**Aim**
Copy out all lines with the word "Groupe" in them.
::::::
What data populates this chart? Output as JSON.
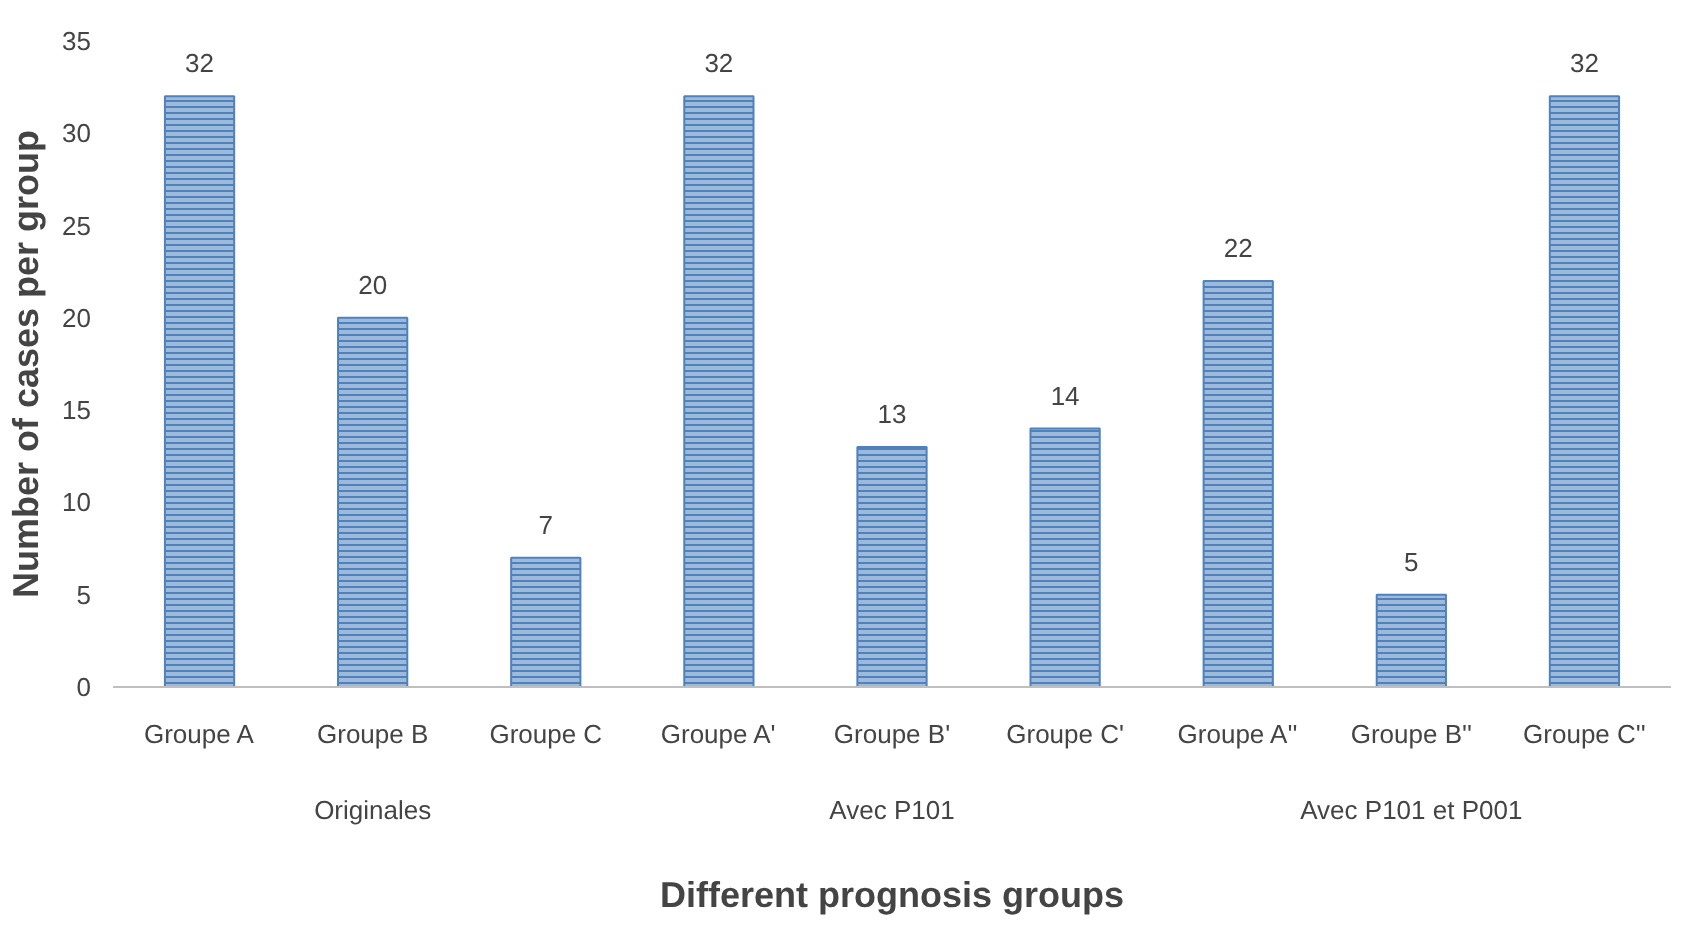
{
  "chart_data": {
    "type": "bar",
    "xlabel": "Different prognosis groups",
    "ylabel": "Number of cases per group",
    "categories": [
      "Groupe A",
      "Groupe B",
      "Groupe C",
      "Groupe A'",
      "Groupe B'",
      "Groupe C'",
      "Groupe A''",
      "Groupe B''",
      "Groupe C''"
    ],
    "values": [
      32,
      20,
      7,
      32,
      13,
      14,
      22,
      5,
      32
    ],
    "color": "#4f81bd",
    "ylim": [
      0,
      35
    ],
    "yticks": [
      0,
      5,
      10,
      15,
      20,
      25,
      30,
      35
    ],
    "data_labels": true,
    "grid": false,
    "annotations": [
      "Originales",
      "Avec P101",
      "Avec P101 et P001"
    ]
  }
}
::::::
**Reply**
      "Groupe A",
      "Groupe B",
      "Groupe C",
      "Groupe A'",
      "Groupe B'",
      "Groupe C'",
      "Groupe A''",
      "Groupe B''",
      "Groupe C''"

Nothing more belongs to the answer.